_WHAT IS BEING ASKED_
Output every entry exactly as written, skipping any pictures.

_ENTRIES SUPPLIED_

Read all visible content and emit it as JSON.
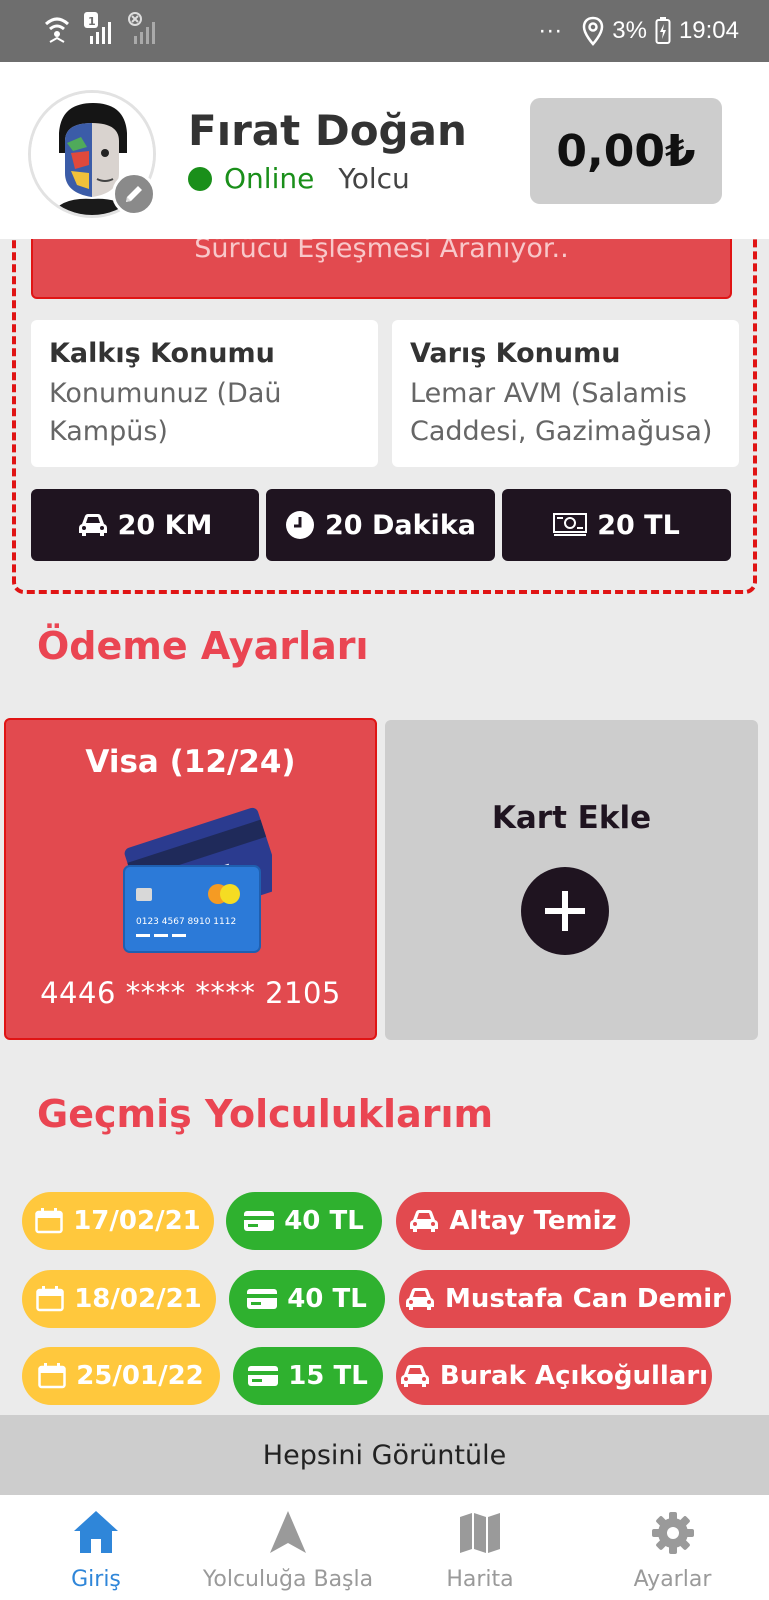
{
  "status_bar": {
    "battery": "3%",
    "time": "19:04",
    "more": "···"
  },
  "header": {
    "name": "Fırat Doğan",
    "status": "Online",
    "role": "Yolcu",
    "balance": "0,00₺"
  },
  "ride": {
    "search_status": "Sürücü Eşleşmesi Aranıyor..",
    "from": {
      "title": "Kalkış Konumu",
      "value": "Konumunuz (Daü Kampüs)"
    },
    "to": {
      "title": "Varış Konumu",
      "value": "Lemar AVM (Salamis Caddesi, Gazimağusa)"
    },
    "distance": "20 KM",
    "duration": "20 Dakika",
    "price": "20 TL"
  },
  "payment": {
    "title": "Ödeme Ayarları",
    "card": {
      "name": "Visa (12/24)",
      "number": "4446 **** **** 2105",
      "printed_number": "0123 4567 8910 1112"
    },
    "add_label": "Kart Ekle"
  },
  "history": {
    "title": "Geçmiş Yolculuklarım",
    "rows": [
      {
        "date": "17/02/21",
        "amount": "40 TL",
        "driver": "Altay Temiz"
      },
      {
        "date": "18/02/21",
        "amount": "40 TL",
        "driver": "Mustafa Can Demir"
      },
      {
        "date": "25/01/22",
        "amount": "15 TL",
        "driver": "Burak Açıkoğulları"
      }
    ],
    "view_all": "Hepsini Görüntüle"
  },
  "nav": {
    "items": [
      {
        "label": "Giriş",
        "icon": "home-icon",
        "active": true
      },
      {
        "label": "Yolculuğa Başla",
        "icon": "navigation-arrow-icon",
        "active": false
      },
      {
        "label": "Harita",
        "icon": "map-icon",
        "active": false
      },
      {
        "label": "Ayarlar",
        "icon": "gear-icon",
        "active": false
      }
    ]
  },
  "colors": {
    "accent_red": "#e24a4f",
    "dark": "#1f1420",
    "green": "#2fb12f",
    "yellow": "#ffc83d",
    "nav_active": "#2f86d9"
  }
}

_OUTPUT_
Read all visible content and emit it as JSON.
{
  "status_bar": {
    "battery": "3%",
    "time": "19:04",
    "more": "···"
  },
  "header": {
    "name": "Fırat Doğan",
    "status": "Online",
    "role": "Yolcu",
    "balance": "0,00₺"
  },
  "ride": {
    "search_status": "Sürücü Eşleşmesi Aranıyor..",
    "from": {
      "title": "Kalkış Konumu",
      "value": "Konumunuz (Daü Kampüs)"
    },
    "to": {
      "title": "Varış Konumu",
      "value": "Lemar AVM (Salamis Caddesi, Gazimağusa)"
    },
    "distance": "20 KM",
    "duration": "20 Dakika",
    "price": "20 TL"
  },
  "payment": {
    "title": "Ödeme Ayarları",
    "card": {
      "name": "Visa (12/24)",
      "number": "4446 **** **** 2105",
      "printed_number": "0123 4567 8910 1112"
    },
    "add_label": "Kart Ekle"
  },
  "history": {
    "title": "Geçmiş Yolculuklarım",
    "rows": [
      {
        "date": "17/02/21",
        "amount": "40 TL",
        "driver": "Altay Temiz"
      },
      {
        "date": "18/02/21",
        "amount": "40 TL",
        "driver": "Mustafa Can Demir"
      },
      {
        "date": "25/01/22",
        "amount": "15 TL",
        "driver": "Burak Açıkoğulları"
      }
    ],
    "view_all": "Hepsini Görüntüle"
  },
  "nav": {
    "items": [
      {
        "label": "Giriş",
        "icon": "home-icon",
        "active": true
      },
      {
        "label": "Yolculuğa Başla",
        "icon": "navigation-arrow-icon",
        "active": false
      },
      {
        "label": "Harita",
        "icon": "map-icon",
        "active": false
      },
      {
        "label": "Ayarlar",
        "icon": "gear-icon",
        "active": false
      }
    ]
  },
  "colors": {
    "accent_red": "#e24a4f",
    "dark": "#1f1420",
    "green": "#2fb12f",
    "yellow": "#ffc83d",
    "nav_active": "#2f86d9"
  }
}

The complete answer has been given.